=== Your goal ===
Filter the data for lines with the word "this", then copy every line so identified.

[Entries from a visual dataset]
----

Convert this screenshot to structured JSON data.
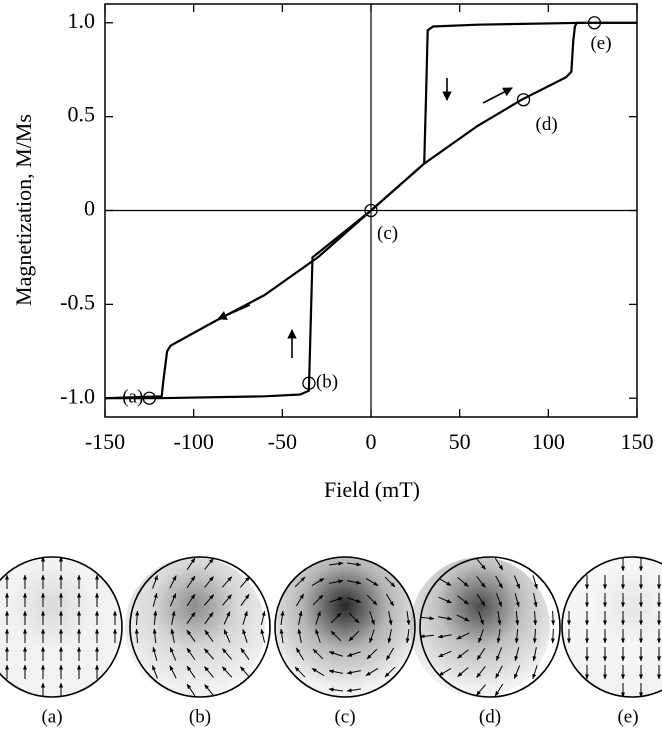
{
  "chart_data": {
    "type": "line",
    "xlabel": "Field (mT)",
    "ylabel": "Magnetization, M/Ms",
    "xlim": [
      -150,
      150
    ],
    "ylim": [
      -1.1,
      1.1
    ],
    "xticks": [
      -150,
      -100,
      -50,
      0,
      50,
      100,
      150
    ],
    "yticks": [
      {
        "value": -1,
        "label": "-1.0"
      },
      -0.5,
      0,
      0.5,
      {
        "value": 1,
        "label": "1.0"
      }
    ],
    "color": "#000000",
    "series": [
      {
        "x": [
          150,
          120,
          60,
          35,
          32,
          31,
          30,
          0,
          -30,
          -60,
          -90,
          -113,
          -115,
          -117,
          -118,
          -150
        ],
        "values": [
          1.0,
          1.0,
          0.99,
          0.98,
          0.96,
          0.6,
          0.25,
          0,
          -0.25,
          -0.45,
          -0.6,
          -0.72,
          -0.75,
          -0.9,
          -0.99,
          -1.0
        ]
      },
      {
        "x": [
          -150,
          -120,
          -60,
          -40,
          -35,
          -34,
          -33,
          0,
          30,
          60,
          85,
          110,
          113,
          114,
          115,
          116,
          150
        ],
        "values": [
          -1.0,
          -1.0,
          -0.99,
          -0.98,
          -0.96,
          -0.6,
          -0.25,
          0,
          0.25,
          0.45,
          0.59,
          0.71,
          0.74,
          0.9,
          0.98,
          1.0,
          1.0
        ]
      }
    ],
    "markers": {
      "x": [
        -125,
        -35,
        0,
        86,
        126
      ],
      "values": [
        -1.0,
        -0.92,
        0,
        0.59,
        1.0
      ],
      "labels": [
        "(a)",
        "(b)",
        "(c)",
        "(d)",
        "(e)"
      ]
    },
    "panels": [
      "(a)",
      "(b)",
      "(c)",
      "(d)",
      "(e)"
    ]
  }
}
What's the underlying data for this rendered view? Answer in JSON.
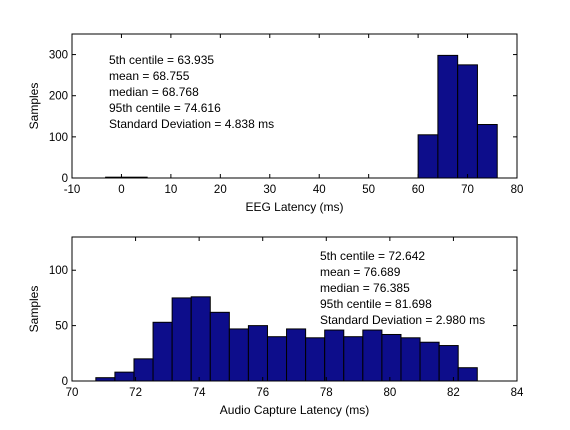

----

=== Result below ===
Convert this screenshot to structured JSON data.
What's the underlying data for this rendered view? Answer in JSON.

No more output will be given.